# Objective:
Restate, word for word, every line of the data.

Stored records
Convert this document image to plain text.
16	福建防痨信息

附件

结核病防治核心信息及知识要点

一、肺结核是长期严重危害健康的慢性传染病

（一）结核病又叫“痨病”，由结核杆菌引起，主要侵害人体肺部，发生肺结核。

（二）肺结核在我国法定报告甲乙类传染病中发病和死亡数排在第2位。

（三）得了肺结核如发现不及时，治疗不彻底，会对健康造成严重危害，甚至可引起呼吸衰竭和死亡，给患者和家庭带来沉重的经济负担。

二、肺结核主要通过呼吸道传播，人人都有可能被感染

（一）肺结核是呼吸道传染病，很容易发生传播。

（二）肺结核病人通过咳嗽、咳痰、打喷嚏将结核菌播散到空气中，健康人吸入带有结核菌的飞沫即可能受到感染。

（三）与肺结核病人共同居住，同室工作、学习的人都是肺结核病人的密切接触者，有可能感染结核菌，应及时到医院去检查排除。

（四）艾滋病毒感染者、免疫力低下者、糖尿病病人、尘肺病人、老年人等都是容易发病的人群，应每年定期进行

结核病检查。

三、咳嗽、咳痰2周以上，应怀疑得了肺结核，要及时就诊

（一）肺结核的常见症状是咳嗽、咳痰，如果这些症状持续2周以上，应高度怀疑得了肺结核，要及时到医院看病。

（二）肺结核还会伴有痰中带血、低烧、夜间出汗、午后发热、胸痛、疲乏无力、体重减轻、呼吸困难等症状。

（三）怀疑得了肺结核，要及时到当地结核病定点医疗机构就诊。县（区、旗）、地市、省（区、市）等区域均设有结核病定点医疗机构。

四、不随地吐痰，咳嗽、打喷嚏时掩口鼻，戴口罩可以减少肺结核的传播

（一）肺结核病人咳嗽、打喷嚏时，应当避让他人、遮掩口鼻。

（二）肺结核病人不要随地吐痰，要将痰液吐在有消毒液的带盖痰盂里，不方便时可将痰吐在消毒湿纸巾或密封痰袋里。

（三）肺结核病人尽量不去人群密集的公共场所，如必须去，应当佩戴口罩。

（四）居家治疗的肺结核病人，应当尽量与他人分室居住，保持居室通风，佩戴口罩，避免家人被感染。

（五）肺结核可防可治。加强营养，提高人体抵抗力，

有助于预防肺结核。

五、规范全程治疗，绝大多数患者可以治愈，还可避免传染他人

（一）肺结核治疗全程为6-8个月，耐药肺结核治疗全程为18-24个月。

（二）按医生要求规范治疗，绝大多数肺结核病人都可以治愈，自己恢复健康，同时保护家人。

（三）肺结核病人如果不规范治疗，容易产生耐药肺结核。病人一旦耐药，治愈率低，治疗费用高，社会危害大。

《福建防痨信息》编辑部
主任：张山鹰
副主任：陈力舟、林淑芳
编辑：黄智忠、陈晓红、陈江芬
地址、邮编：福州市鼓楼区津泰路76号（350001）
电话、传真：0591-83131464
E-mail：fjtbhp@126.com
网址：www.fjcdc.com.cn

# Right answer:
Convert this document image to plain text.
16	福建防痨信息

附件

结核病防治核心信息及知识要点

一、肺结核是长期严重危害健康的慢性传染病

（一）结核病又叫“痨病”，由结核杆菌引起，主要侵害人体肺部，发生肺结核。

（二）肺结核在我国法定报告甲乙类传染病中发病和死亡数排在第2位。

（三）得了肺结核如发现不及时，治疗不彻底，会对健康造成严重危害，甚至可引起呼吸衰竭和死亡，给患者和家庭带来沉重的经济负担。

二、肺结核主要通过呼吸道传播，人人都有可能被感染

（一）肺结核是呼吸道传染病，很容易发生传播。

（二）肺结核病人通过咳嗽、咳痰、打喷嚏将结核菌播散到空气中，健康人吸入带有结核菌的飞沫即可能受到感染。

（三）与肺结核病人共同居住，同室工作、学习的人都是肺结核病人的密切接触者，有可能感染结核菌，应及时到医院去检查排除。

（四）艾滋病毒感染者、免疫力低下者、糖尿病病人、尘肺病人、老年人等都是容易发病的人群，应每年定期进行

结核病检查。

三、咳嗽、咳痰2周以上，应怀疑得了肺结核，要及时就诊

（一）肺结核的常见症状是咳嗽、咳痰，如果这些症状持续2周以上，应高度怀疑得了肺结核，要及时到医院看病。

（二）肺结核还会伴有痰中带血、低烧、夜间出汗、午后发热、胸痛、疲乏无力、体重减轻、呼吸困难等症状。

（三）怀疑得了肺结核，要及时到当地结核病定点医疗机构就诊。县（区、旗）、地市、省（区、市）等区域均设有结核病定点医疗机构。

四、不随地吐痰，咳嗽、打喷嚏时掩口鼻，戴口罩可以减少肺结核的传播

（一）肺结核病人咳嗽、打喷嚏时，应当避让他人、遮掩口鼻。

（二）肺结核病人不要随地吐痰，要将痰液吐在有消毒液的带盖痰盂里，不方便时可将痰吐在消毒湿纸巾或密封痰袋里。

（三）肺结核病人尽量不去人群密集的公共场所，如必须去，应当佩戴口罩。

（四）居家治疗的肺结核病人，应当尽量与他人分室居住，保持居室通风，佩戴口罩，避免家人被感染。

（五）肺结核可防可治。加强营养，提高人体抵抗力，

有助于预防肺结核。

五、规范全程治疗，绝大多数患者可以治愈，还可避免传染他人

（一）肺结核治疗全程为6-8个月，耐药肺结核治疗全程为18-24个月。

（二）按医生要求规范治疗，绝大多数肺结核病人都可以治愈，自己恢复健康，同时保护家人。

（三）肺结核病人如果不规范治疗，容易产生耐药肺结核。病人一旦耐药，治愈率低，治疗费用高，社会危害大。

《福建防痨信息》编辑部
主任：张山鹰
副主任：陈力舟、林淑芳
编辑：黄智忠、陈晓红、陈江芬
地址、邮编：福州市鼓楼区津泰路76号（350001）
电话、传真：0591-83131464
E-mail：fjtbhp@126.com
网址：www.fjcdc.com.cn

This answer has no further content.